Text provided ->
* BEGIN *
The UK recently witnessed Islamophobia in the form of brutal attacks on Muslims across the country. Islamophobia in the UK is at least partly attributed to the different ways in which the British law enforcement agencies, British politicians and the British media perceive Right-Wing extremism and Islamic extremism.

The Guardian quotes the think tank Royal United Services Institute (RUSI) to say that the British police and politicians, including Labour politicians, adopt a “two-tier approach” to extremism that fails to treat Far-Right attacks as seriously as Islamist attacks.  

RUSI said that right -wing violence is often classified as “mere thuggery” by politicians, prosecutors and security agencies. But equivalent acts by Islamists are labelled as “terrorism.”

Recent rioting across England and Northern Ireland that targeted hotels housing asylum seekers and mosques was fuelled by neo-Nazi and extreme-Right Wing groups.

According to RUSI, White Right Wing violence is seen as “low impact and disjointed” and therefore, not as serious as Islamic violence. The latter is seen as being “deliberate and planned” and therefore sinister.

Far-Right violence is often classified as mere ‘thuggery’ or “hooliganism”. For example, Prime Minister Keir Starmer described the recent rash of violence across the UK as “Far-Right thuggery”. This “two-tier” approach determines the State’s approach to the two different cases of violence. Islamic violence is treated as a dangerous and deep-seated malaise which needs to be tackled with an iron fist.

In the recent seven-day series of riots started on June 29, with the fatal stabbing of three White youths,  Bebe King (6), Elsie Dot Stancombe (7) and Alice da Silva Aguiar (9), at a dance class in the seaside town of Southport, in the north of England.

Later that day, police arrested a 17-year-old British-born Ruwandan  from a village nearby. He was not a Muslim contrary to the information circulating in the social media network.  

The post-murder violence involved supporters of the now disbanded Far-Right group, the English Defence League (EDL). On X, formerly Twitter, EDL founder, far-right activist and convicted criminal Tommy Robinson, whose real name is Stephen Yaxley-Lennon, posted inflammatory messages to his nearly a million followers while on holiday in Cyprus!

An influencer on X associated with Yaxley-Lennon, who posts under “Lord Simon”, was among the first to publicly call for nationwide protests against the killings of the kids in Southport attack.
* END *
Extracted records ->
* BEGIN *
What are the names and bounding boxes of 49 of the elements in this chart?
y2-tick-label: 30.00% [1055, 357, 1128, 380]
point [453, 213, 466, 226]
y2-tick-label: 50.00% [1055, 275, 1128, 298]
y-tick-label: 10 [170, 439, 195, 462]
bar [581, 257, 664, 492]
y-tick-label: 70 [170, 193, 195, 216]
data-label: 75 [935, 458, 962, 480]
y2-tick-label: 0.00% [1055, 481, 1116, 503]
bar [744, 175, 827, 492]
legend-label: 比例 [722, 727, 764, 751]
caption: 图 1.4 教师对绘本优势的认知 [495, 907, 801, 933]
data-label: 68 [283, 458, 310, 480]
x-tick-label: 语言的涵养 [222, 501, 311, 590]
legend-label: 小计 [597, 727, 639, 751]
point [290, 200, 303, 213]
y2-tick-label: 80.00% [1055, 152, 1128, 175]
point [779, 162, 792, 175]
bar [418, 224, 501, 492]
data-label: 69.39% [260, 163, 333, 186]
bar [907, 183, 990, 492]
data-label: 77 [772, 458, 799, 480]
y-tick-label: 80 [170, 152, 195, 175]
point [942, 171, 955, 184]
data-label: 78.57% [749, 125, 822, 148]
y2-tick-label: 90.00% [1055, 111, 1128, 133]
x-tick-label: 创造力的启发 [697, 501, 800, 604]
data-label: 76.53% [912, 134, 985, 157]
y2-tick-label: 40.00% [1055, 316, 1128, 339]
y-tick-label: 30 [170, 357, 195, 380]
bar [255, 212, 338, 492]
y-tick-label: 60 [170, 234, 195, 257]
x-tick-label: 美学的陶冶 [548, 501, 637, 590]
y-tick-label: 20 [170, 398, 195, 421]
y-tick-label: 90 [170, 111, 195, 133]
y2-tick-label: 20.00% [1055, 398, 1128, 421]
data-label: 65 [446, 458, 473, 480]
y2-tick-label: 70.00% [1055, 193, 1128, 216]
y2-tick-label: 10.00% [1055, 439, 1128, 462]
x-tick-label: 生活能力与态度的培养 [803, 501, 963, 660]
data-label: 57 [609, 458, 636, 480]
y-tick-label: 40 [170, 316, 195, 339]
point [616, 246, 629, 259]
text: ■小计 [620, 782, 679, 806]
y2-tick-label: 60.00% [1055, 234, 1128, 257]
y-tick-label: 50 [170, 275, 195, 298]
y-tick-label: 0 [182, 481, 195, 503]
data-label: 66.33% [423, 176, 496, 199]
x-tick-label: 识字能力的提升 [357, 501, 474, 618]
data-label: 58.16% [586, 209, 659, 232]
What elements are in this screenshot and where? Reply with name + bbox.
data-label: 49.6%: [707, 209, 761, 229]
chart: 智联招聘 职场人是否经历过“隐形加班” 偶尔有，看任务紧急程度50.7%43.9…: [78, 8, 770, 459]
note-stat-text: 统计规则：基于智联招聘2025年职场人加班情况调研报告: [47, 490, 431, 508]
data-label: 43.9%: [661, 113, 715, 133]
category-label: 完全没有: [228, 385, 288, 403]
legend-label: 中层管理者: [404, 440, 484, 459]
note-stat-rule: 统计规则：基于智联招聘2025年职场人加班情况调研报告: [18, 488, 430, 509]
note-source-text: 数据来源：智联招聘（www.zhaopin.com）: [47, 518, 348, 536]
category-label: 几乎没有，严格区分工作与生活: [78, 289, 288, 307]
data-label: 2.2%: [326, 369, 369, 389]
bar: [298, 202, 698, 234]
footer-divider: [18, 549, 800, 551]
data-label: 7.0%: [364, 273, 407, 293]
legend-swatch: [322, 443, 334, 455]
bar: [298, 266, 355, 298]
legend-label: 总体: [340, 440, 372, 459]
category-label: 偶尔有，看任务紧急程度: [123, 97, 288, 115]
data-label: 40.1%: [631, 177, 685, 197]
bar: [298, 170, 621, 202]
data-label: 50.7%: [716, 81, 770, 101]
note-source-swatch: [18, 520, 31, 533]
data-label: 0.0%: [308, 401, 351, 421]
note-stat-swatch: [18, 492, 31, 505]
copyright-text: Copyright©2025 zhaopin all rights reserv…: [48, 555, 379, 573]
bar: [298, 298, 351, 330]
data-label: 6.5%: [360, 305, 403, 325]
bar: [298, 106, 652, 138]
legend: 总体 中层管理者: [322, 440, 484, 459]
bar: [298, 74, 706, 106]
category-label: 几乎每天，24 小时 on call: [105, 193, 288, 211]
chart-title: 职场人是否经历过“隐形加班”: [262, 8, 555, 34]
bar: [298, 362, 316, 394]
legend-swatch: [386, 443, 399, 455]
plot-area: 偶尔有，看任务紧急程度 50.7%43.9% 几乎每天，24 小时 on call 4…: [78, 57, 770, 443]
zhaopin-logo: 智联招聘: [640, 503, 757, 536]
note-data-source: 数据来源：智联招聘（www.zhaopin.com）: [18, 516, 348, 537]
* END *
Exercise set ->
A. Answer these questions from the text on Islamophobia in the UK, one answer per line:
(i) Which think tank does The Guardian quote?
(ii) What phrase did Prime Minister Keir Starmer use for the recent violence across the UK?
(iii) Where was Tommy Robinson when he posted inflammatory messages on X?
B. In the text on Islamophobia in the UK, turn the paragraph beginning "Far-Right violence is often classified" into a short bulleted list that keeps its main facts.
C. Continue the text on Islamophobia and the recent UK riots from the point where it stops.

Task results ->
A.
(i) The Royal United Services Institute (RUSI).
(ii) "Far-Right thuggery."
(iii) On holiday in Cyprus.

B.
- Far-Right violence is often labeled "thuggery" or "hooliganism."
- Prime Minister Keir Starmer, for example, called the recent violence across the UK "Far-Right thuggery."
- This "two-tier" approach shapes how the State responds to the two kinds of violence.
- Islamic violence is treated as a dangerous, deep-seated malaise to be tackled with an iron fist.

C.
Riots broke out across England, from Plymouth on the south coast to Sunderland in the North East. There have also been riots in Belfast, Northern Ireland. About 600 arrests had been made by Friday 9 August, with more than 150 people charged. The arrested included children as young as 11.

 

Resistance to Racism

However,  British society at large reacted sensibly and restored the social equanimity. People gathered on the streets in several towns chanting slogans like “racism off our streets”. In Accrington, Lancashire, Muslim anti-fascist protesters who went to protect a local mosque were embraced by pub-goers, in a “massive” moment of unity.

In town after town, unity marches were staged spontaneously to close the racial and religious gap.  

Islamophobia and White Far-ight violence are fundamentally rooted in opposition to immigration, especially of non-Whites from the former colonies. “We want our country back” is the chief slogan of this movement.

The recent riots were reminiscent of events in the 1970s and 80s, when immigrants were targeted by the neo-Nazi National Front. In 1968, Conservative MP Enoch Powell gave his infamous “rivers of blood” speech, in which he said that by permitting mass immigration, UK was like “heaping up its own funeral pyre”.

Robert Winder, a historian and the author of The Last Wolf: The Hidden Springs of Englishness in a piece in The Guardian said that anti-immigrant riots were common in British history.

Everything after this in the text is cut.